#### [What needs to be done]
In the passage on college and career readiness, translate this sentence into Spanish: "This is probably not the best way to get people ready for life beyond high school."

College and Career Ready is a term frequently present in education reform language. It’s a goal, basically, for high school output, meaning the skills we as a nation want everyone to have when they leave high school, no matter what they plan to do after.
Reformers argue that the skills needed for colleges, and those needed for working-class jobs are essentially the same. But what those skills are, however, is unclear. Really unclear.
That’s about to get worse. Many high schools are now looking to incorporate “soft skills” into college readiness plans. This is probably not the best way to get people ready for life beyond high school. According to an article by Caralee J. Adams in Education Week:
As educators look for ways to turn that showing [low college graduation rates] around, many schools are incorporating the softer, noncognitive skills into college-readiness efforts. The ability to solve problems and be resourceful are viewed by some experts as being as important as mastering mathematics and reading. Helping teenagers develop those skills is being addressed in high schools, college-freshman orientation, youth-development organizations, and parenting programs.
Leaving aside the fact that it’s not a lack of soft skills that are responsible for low college completion rates (it’s mostly college costs), one wonders how successful these efforts can be.

#### [Dataset excerpts]
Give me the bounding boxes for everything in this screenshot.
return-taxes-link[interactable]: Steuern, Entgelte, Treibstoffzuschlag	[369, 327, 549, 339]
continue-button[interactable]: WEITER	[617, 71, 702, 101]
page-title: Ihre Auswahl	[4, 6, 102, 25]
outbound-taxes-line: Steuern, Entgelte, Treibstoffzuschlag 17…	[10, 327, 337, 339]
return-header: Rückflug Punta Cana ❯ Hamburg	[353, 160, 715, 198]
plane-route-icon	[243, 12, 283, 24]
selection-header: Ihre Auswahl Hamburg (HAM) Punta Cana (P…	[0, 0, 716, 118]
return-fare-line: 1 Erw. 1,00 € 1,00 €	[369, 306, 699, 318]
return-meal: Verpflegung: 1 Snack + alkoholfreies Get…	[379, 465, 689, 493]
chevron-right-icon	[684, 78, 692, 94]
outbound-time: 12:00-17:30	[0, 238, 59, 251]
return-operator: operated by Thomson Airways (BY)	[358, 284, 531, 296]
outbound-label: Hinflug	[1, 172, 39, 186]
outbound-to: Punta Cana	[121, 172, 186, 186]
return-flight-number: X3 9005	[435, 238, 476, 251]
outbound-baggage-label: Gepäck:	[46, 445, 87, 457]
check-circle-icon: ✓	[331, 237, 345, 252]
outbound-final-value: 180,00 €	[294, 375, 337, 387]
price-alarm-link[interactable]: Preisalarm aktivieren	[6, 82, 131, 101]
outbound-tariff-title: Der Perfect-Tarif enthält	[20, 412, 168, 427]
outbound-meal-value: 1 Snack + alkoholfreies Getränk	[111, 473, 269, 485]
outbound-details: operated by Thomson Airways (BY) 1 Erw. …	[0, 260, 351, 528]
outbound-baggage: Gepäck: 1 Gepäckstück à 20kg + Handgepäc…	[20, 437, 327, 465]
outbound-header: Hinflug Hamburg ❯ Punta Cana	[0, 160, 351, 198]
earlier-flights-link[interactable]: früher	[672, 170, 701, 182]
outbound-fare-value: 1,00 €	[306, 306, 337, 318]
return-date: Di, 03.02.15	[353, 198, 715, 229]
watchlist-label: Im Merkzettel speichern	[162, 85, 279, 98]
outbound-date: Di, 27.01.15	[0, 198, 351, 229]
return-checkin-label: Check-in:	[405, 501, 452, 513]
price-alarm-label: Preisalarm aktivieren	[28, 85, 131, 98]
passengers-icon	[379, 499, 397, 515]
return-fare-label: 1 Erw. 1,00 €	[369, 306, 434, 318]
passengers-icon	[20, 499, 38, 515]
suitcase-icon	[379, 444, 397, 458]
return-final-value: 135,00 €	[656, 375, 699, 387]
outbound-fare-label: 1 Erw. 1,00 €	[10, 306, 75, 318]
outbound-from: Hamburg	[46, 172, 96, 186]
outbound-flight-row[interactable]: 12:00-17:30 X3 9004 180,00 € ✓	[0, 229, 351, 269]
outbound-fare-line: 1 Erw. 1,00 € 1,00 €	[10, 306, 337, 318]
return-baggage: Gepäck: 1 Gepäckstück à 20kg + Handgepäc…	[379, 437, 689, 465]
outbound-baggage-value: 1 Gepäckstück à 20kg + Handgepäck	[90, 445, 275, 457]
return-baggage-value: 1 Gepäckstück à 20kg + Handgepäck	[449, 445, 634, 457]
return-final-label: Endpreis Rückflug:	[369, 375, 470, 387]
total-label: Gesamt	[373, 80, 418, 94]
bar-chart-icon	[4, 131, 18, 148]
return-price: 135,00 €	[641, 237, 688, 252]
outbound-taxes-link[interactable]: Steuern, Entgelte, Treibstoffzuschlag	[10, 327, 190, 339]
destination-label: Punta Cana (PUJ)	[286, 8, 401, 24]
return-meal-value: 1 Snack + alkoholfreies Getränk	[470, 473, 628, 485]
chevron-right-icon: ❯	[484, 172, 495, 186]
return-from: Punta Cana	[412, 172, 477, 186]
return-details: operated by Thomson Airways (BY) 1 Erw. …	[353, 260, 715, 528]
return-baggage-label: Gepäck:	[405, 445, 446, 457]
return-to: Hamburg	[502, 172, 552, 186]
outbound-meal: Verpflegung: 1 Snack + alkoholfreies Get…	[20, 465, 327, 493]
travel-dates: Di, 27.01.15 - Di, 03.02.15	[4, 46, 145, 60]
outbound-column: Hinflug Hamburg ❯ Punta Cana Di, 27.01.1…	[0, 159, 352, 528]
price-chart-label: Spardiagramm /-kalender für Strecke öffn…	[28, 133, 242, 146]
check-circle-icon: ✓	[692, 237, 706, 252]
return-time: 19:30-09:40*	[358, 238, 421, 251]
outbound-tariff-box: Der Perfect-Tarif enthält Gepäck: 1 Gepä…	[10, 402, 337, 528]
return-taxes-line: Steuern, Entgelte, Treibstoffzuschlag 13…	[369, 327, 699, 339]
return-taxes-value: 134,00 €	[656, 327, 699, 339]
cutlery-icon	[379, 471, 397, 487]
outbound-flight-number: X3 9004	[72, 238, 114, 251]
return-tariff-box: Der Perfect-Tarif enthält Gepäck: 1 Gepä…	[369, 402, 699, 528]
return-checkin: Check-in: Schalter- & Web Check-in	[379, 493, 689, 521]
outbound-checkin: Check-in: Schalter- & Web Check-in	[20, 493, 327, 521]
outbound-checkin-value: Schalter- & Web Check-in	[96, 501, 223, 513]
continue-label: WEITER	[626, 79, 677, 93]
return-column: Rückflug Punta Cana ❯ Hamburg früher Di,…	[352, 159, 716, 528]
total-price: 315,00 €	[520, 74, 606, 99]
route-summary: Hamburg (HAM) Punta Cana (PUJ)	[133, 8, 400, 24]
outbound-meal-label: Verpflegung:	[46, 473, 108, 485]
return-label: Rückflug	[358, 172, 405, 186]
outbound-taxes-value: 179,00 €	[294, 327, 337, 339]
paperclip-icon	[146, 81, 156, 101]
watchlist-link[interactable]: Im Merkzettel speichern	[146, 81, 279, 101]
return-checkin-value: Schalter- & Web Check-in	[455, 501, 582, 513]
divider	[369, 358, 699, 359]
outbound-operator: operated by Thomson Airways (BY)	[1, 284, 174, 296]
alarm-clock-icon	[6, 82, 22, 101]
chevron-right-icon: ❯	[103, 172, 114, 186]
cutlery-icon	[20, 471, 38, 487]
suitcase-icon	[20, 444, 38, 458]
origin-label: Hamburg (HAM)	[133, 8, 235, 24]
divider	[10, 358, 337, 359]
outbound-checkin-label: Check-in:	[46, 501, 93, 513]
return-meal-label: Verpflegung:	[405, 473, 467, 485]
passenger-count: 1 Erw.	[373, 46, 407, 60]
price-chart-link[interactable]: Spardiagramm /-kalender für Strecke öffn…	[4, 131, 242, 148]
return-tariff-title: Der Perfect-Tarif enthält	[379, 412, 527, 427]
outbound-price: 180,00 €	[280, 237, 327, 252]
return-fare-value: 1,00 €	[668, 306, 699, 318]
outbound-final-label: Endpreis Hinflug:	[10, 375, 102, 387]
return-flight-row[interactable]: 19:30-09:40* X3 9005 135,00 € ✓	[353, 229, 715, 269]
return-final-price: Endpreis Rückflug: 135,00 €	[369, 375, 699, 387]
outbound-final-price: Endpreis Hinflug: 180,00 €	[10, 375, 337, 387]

#### [Answer to the task]
Probablemente esta no sea la mejor manera de preparar a las personas para la vida después de la escuela secundaria.